** start MATERIAL FOR THIS TASK **
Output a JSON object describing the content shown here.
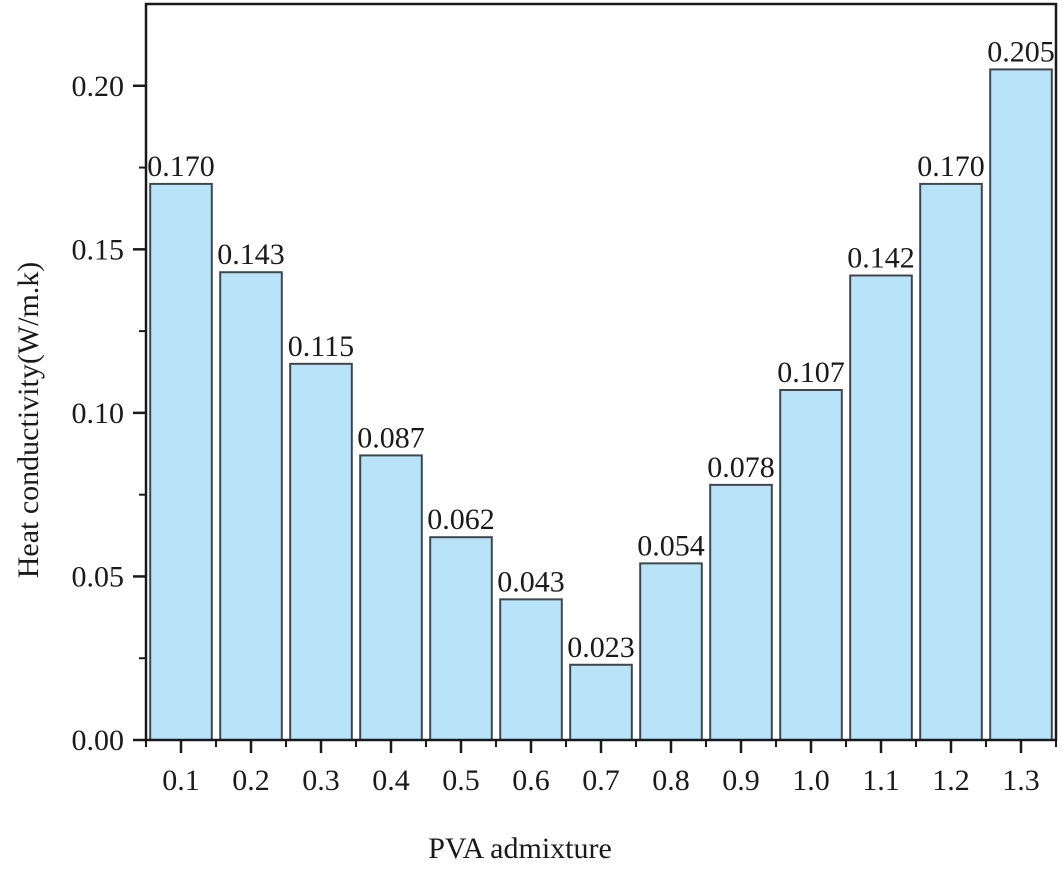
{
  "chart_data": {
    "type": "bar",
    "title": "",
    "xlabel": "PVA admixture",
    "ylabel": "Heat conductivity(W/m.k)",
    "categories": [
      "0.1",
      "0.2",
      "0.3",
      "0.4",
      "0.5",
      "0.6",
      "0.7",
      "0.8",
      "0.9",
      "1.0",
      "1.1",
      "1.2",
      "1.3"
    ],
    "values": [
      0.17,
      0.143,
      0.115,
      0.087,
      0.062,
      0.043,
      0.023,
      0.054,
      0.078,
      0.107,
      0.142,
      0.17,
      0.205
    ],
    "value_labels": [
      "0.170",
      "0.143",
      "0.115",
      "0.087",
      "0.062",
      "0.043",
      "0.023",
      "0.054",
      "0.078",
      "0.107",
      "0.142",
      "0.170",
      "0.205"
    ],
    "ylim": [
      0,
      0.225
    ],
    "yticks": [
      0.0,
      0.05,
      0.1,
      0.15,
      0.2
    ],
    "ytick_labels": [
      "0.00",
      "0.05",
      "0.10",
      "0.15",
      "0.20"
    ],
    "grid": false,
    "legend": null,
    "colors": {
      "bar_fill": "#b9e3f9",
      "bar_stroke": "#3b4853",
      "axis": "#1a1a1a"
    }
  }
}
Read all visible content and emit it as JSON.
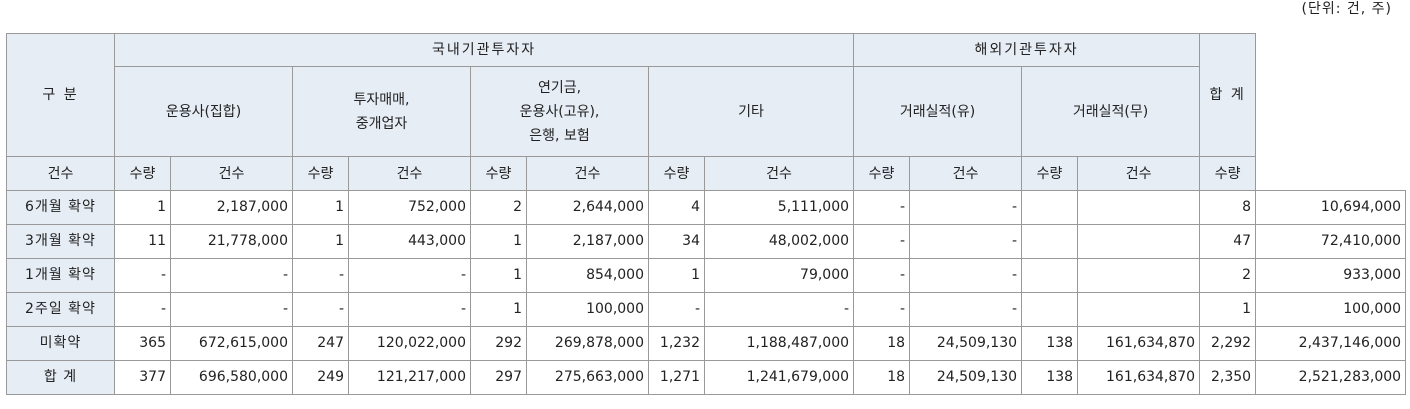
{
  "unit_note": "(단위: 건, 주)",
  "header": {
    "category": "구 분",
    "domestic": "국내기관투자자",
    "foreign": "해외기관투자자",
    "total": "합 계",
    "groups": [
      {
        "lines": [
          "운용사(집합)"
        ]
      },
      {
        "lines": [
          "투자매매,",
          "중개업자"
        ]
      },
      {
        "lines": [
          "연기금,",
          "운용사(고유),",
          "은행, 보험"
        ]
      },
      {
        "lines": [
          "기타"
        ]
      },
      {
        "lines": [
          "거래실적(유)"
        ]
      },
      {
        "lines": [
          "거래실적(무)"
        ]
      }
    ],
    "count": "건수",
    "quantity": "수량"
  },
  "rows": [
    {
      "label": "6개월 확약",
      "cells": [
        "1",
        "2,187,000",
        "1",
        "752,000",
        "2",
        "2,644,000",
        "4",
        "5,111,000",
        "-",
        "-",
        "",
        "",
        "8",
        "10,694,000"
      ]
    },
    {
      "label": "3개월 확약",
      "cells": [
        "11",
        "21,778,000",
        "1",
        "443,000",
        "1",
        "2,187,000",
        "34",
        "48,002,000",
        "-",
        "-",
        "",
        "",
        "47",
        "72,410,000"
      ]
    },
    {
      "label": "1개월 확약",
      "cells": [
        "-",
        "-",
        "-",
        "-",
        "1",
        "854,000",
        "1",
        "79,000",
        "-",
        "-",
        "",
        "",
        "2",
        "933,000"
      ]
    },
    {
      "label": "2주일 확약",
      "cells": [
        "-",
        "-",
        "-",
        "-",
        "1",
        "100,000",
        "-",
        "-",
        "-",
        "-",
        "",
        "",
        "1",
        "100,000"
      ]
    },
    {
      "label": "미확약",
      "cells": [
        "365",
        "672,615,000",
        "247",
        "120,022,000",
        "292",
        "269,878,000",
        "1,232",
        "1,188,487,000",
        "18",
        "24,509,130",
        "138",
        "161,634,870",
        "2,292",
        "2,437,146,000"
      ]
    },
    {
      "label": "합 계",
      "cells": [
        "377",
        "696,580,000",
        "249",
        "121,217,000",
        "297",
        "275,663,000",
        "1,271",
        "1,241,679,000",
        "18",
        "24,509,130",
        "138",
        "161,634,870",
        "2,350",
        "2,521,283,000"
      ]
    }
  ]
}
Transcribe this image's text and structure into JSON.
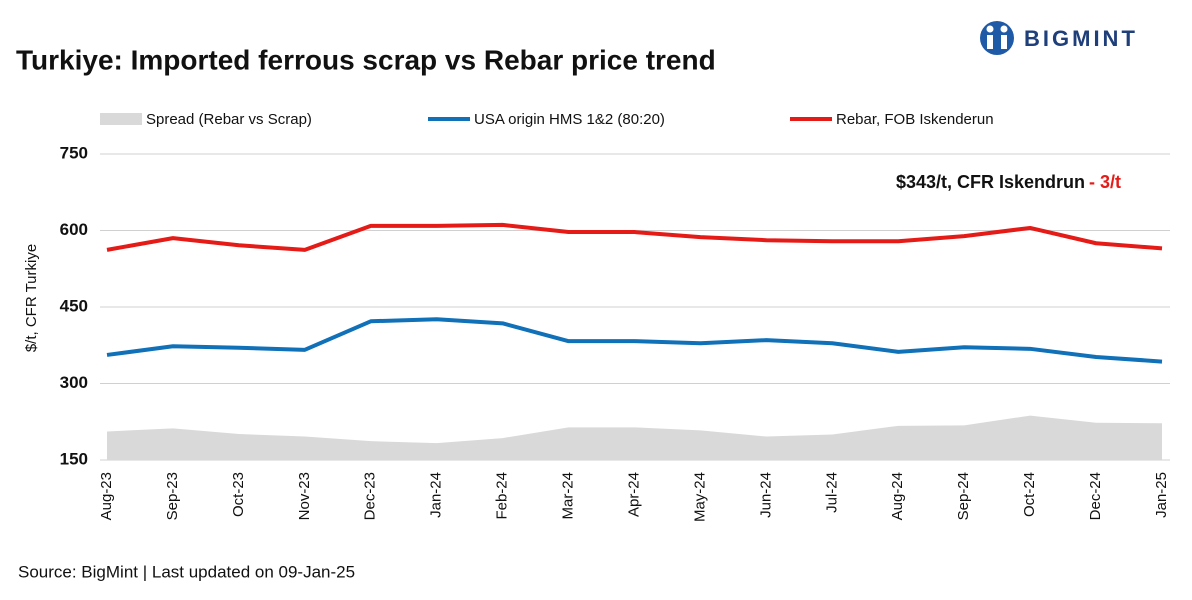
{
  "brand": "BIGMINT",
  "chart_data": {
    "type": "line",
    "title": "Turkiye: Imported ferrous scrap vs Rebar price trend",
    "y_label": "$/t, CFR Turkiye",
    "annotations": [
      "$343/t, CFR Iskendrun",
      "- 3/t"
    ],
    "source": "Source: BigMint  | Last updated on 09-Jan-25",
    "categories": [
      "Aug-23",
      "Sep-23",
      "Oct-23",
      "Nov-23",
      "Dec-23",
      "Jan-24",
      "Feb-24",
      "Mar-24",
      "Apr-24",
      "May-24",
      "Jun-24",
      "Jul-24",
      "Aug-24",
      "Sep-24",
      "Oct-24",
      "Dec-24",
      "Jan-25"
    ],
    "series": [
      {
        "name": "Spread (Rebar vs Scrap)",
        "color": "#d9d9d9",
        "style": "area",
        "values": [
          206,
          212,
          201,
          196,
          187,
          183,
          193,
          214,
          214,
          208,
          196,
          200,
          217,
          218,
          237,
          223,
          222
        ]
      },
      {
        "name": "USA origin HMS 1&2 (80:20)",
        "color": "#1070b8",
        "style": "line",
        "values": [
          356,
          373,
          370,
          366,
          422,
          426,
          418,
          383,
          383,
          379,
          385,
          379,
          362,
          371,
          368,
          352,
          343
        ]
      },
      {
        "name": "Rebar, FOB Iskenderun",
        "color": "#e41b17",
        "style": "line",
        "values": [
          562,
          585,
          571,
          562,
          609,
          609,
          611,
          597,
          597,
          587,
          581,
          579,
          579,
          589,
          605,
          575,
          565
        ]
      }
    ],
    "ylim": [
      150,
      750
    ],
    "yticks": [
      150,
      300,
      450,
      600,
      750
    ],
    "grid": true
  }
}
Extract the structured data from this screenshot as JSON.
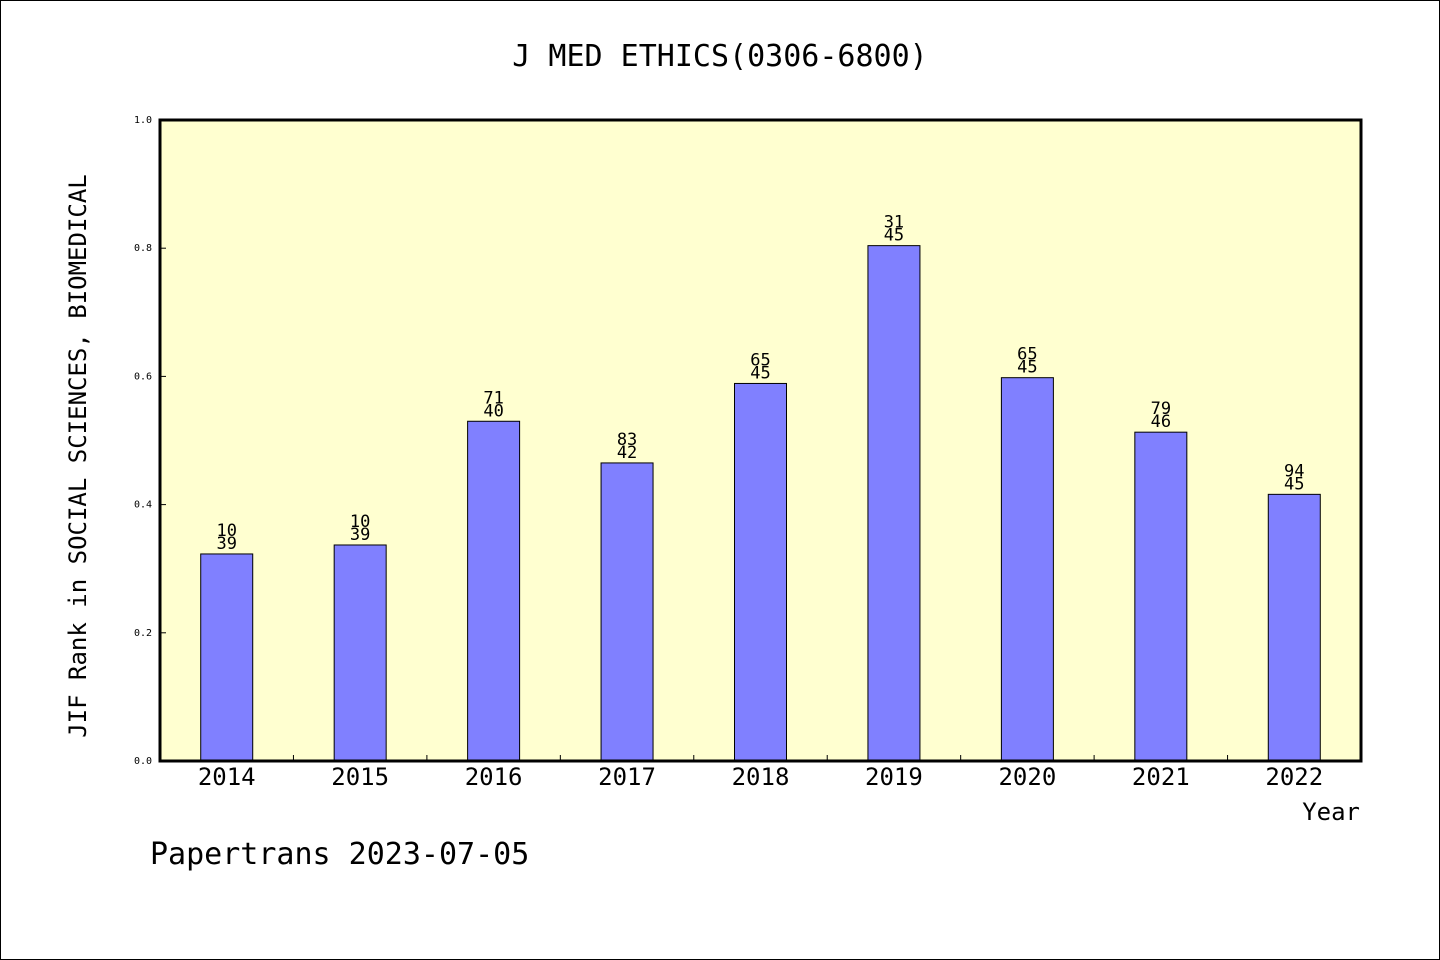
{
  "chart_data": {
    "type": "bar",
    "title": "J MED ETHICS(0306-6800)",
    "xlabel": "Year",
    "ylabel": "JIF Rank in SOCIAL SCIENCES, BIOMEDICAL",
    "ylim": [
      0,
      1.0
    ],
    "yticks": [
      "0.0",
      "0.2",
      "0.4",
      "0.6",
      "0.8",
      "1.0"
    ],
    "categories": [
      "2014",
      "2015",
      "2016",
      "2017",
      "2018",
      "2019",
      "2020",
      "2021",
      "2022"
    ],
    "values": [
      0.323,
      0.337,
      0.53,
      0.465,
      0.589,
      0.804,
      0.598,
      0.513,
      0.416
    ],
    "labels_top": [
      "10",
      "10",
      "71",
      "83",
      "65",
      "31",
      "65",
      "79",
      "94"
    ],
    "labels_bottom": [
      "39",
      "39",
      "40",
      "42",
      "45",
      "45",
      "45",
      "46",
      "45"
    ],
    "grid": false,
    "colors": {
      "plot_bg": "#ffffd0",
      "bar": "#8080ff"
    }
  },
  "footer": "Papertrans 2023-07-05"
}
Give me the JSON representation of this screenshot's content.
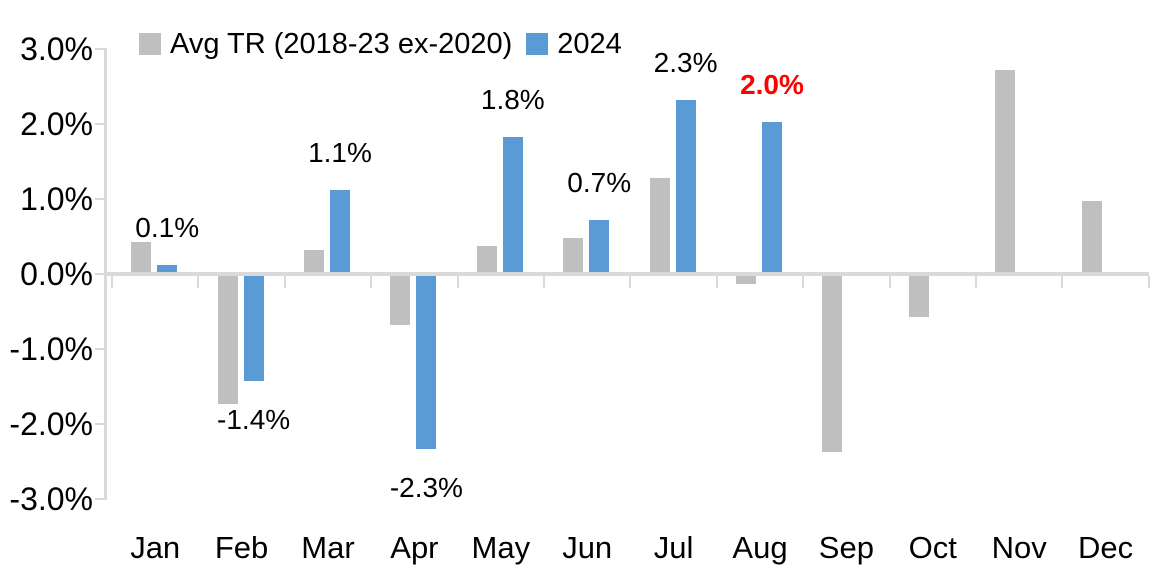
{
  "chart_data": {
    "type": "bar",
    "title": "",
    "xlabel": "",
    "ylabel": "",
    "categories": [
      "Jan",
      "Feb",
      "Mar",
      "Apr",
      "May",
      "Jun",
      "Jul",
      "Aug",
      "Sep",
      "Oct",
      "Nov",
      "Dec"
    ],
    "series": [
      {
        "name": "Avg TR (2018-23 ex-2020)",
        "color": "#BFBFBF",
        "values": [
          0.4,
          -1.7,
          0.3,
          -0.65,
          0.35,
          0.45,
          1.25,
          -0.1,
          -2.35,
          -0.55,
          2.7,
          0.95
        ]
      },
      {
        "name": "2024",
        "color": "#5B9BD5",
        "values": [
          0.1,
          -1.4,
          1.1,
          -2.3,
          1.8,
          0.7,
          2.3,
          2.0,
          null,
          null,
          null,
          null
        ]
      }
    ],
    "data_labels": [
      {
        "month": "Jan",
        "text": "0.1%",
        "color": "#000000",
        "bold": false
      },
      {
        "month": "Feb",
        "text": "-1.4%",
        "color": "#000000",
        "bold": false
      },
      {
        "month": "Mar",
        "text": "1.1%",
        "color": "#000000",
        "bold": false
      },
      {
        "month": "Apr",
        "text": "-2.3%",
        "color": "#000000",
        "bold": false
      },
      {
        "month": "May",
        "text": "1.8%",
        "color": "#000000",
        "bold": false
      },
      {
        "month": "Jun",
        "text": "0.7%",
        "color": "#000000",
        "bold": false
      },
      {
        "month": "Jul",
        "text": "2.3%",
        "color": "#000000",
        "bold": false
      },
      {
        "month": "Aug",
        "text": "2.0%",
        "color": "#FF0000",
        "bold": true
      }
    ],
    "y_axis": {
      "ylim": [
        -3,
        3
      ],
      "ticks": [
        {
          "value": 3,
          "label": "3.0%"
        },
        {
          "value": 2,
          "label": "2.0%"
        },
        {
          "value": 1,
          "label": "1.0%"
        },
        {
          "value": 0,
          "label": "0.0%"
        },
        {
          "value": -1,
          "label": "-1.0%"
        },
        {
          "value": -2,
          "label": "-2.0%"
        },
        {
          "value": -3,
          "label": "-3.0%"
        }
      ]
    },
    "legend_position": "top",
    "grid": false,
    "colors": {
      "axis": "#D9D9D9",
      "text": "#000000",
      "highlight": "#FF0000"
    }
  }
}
** end MATERIAL FOR THIS TASK **
[TASK TO CARRY OUT]:
Using the listing above, pull out all lines that hold the word "name".

[REPLY]:
        "name": "Spread (Rebar vs Scrap)",
        "name": "USA origin HMS 1&2 (80:20)",
        "name": "Rebar, FOB Iskenderun",
        "name": "Avg TR (2018-23 ex-2020)",
        "name": "2024",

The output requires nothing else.